• [WHAT IS BEING ASKED] Rewrite the thread about the brazed frame, starting with "I have spend" and going on through "the lug lines.", putting "joints" in place of "fillets".

• [SOURCE DOCUMENT]
— start —

# Is this fillet brazed (and lugged) frame ready for the powdercoat?



## illcomm33 (May 10, 2006)

Hello!

First frame built and now dealing with the "rookie brazing mess." 
I have spend a lot of time sanding and don't know when enough is enough. 
Can you please review the images and let me know if the powdercoat will look good?

I know..I know...My brazing needs (and will!) improve!:thumbsup:

Also...what recommendations do you have for sanding the areas below:

1) Headtube fillets:
2) Lug lines

_What I have been doing: _
So far is has been 80 to 100 grit cloth sandpaper strips. (sanding like show shine with attempts to reach certain spots) Using a dremel on low speed to grind off the big blobs of bronze (that is it!)
I have heard that a 10 inch round second cut file can be useful as well to get the fillets smoother?
Needle Files for the lug lines.

Thanks


----------



## illcomm33 (May 10, 2006)

*Pics attached*

Pics attached


----------



## tamen00 (Mar 10, 2004)

— end —

• [SUPPLIED MATERIAL]
— start —

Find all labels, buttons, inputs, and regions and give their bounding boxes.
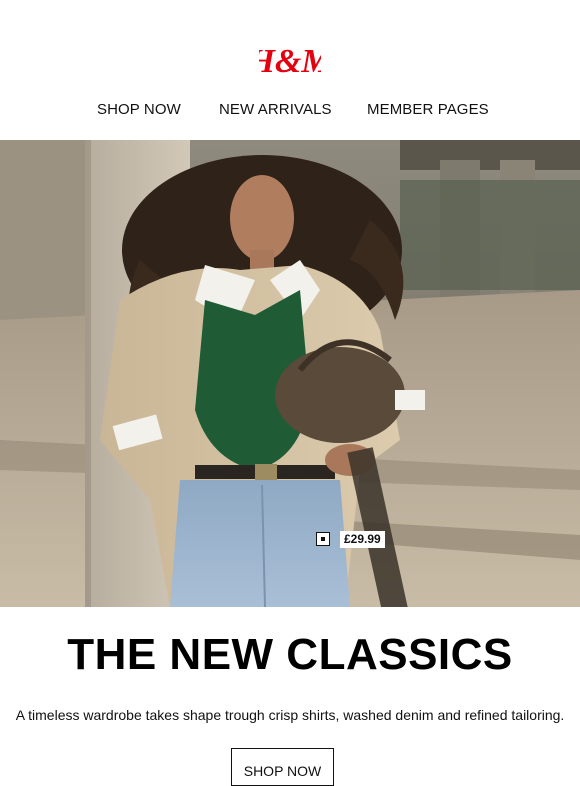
nav-member-pages[interactable]: MEMBER PAGES: [367, 101, 489, 118]
logo-text: H&M: [259, 43, 321, 80]
product-price: £29.99: [340, 530, 385, 548]
hm-logo-mark: H&M: [247, 43, 333, 80]
top-navigation: SHOP NOW NEW ARRIVALS MEMBER PAGES: [0, 101, 580, 121]
shop-now-button[interactable]: SHOP NOW: [231, 748, 334, 786]
nav-new-arrivals[interactable]: NEW ARRIVALS: [219, 101, 332, 118]
hm-logo[interactable]: H&M: [0, 40, 580, 85]
hero-photo: [0, 140, 580, 607]
product-hotspot-icon[interactable]: [316, 532, 330, 546]
campaign-description: A timeless wardrobe takes shape trough c…: [15, 707, 565, 723]
product-price-tag[interactable]: £29.99: [316, 530, 385, 548]
hero-image[interactable]: [0, 140, 580, 607]
nav-shop-now[interactable]: SHOP NOW: [97, 101, 181, 118]
campaign-headline: THE NEW CLASSICS: [67, 630, 513, 679]
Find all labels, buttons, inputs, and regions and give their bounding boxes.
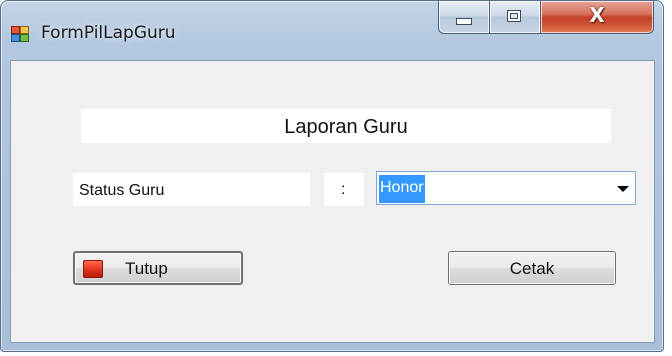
chevron-down-icon[interactable]	[617, 186, 629, 192]
maximize-button[interactable]	[490, 1, 541, 34]
status-guru-label: Status Guru	[79, 182, 165, 199]
maximize-icon	[507, 10, 521, 22]
heading-label-box: Laporan Guru	[81, 109, 611, 143]
cetak-button[interactable]: Cetak	[448, 251, 616, 285]
form-window-icon	[11, 26, 29, 42]
minimize-icon	[456, 18, 472, 25]
tutup-button[interactable]: Tutup	[73, 251, 243, 285]
tutup-button-label: Tutup	[125, 259, 168, 278]
form-client-area: Laporan Guru Status Guru : Honor Tutup C…	[10, 60, 655, 343]
window-title: FormPilLapGuru	[41, 23, 176, 43]
title-bar[interactable]: FormPilLapGuru X	[1, 1, 663, 51]
stop-icon	[83, 260, 103, 278]
minimize-button[interactable]	[438, 1, 490, 34]
status-guru-select[interactable]: Honor	[376, 171, 636, 205]
close-button[interactable]: X	[541, 1, 654, 34]
status-guru-selected-value: Honor	[379, 175, 425, 203]
app-window: FormPilLapGuru X Laporan Guru Status Gur…	[0, 0, 664, 352]
status-label-box: Status Guru	[73, 173, 310, 206]
caption-buttons: X	[438, 1, 656, 35]
colon-label-box: :	[324, 173, 364, 206]
page-title: Laporan Guru	[284, 116, 408, 138]
colon-label: :	[341, 181, 346, 198]
close-icon: X	[589, 3, 605, 27]
cetak-button-label: Cetak	[509, 259, 555, 278]
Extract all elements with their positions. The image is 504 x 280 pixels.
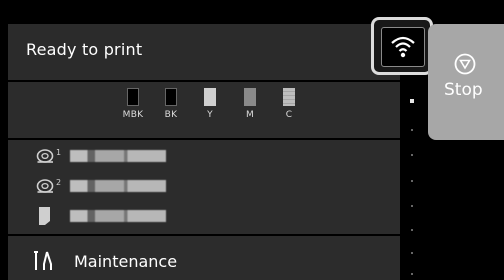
media-name-obscured <box>70 150 166 162</box>
ink-label: Y <box>207 110 213 120</box>
media-name-obscured <box>70 210 166 222</box>
status-bar: Ready to print <box>8 24 400 80</box>
media-row-sheet[interactable] <box>8 202 400 228</box>
status-text: Ready to print <box>26 40 143 59</box>
wifi-button[interactable] <box>371 17 433 75</box>
ink-tank <box>283 88 295 106</box>
page-indicator-dot <box>411 205 413 207</box>
stop-icon <box>454 53 476 75</box>
ink-bk: BK <box>153 88 189 120</box>
media-name-obscured <box>70 180 166 192</box>
ink-tank <box>165 88 177 106</box>
ink-c: C <box>271 88 307 120</box>
media-row-roll2[interactable]: 2 <box>8 172 400 198</box>
ink-levels-panel[interactable]: MBK BK Y M C <box>8 82 400 138</box>
maintenance-label: Maintenance <box>74 252 178 271</box>
roll-badge: 2 <box>56 178 61 187</box>
wifi-icon <box>391 36 415 58</box>
wifi-inner-frame <box>381 27 425 67</box>
roll1-icon: 1 <box>36 148 61 163</box>
media-row-roll1[interactable]: 1 <box>8 142 400 168</box>
ink-label: BK <box>164 110 178 120</box>
stop-label: Stop <box>444 80 483 100</box>
roll2-icon: 2 <box>36 178 61 193</box>
ink-tank <box>127 88 139 106</box>
page-indicator-dot <box>411 273 413 275</box>
page-indicator-dot <box>411 252 413 254</box>
maintenance-button[interactable]: Maintenance <box>8 236 400 280</box>
page-indicator-dot <box>411 180 413 182</box>
ink-mbk: MBK <box>115 88 151 120</box>
page-indicator-dot <box>411 154 413 156</box>
ink-label: C <box>285 110 293 120</box>
maintenance-icon <box>34 251 52 270</box>
stop-button[interactable]: Stop <box>428 24 504 140</box>
ink-tank <box>204 88 216 106</box>
ink-tank <box>244 88 256 106</box>
page-indicator-dot <box>411 129 413 131</box>
roll-badge: 1 <box>56 148 61 157</box>
sheet-icon <box>39 207 50 225</box>
ink-m: M <box>232 88 268 120</box>
ink-y: Y <box>192 88 228 120</box>
media-panel[interactable]: 1 2 <box>8 140 400 234</box>
ink-label: M <box>245 110 255 120</box>
page-indicator-dot <box>411 229 413 231</box>
page-indicator-active <box>410 99 414 103</box>
ink-label: MBK <box>122 110 144 120</box>
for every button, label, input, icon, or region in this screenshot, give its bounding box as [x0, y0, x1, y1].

— end —

• [TASK OUTPUT]
I have spend a lot of time sanding and don't know when enough is enough. 
Can you please review the images and let me know if the powdercoat will look good?

I know..I know...My brazing needs (and will!) improve!:thumbsup:

Also...what recommendations do you have for sanding the areas below:

1) Headtube joints:
2) Lug lines

_What I have been doing: _
So far is has been 80 to 100 grit cloth sandpaper strips. (sanding like show shine with attempts to reach certain spots) Using a dremel on low speed to grind off the big blobs of bronze (that is it!)
I have heard that a 10 inch round second cut file can be useful as well to get the joints smoother?
Needle Files for the lug lines.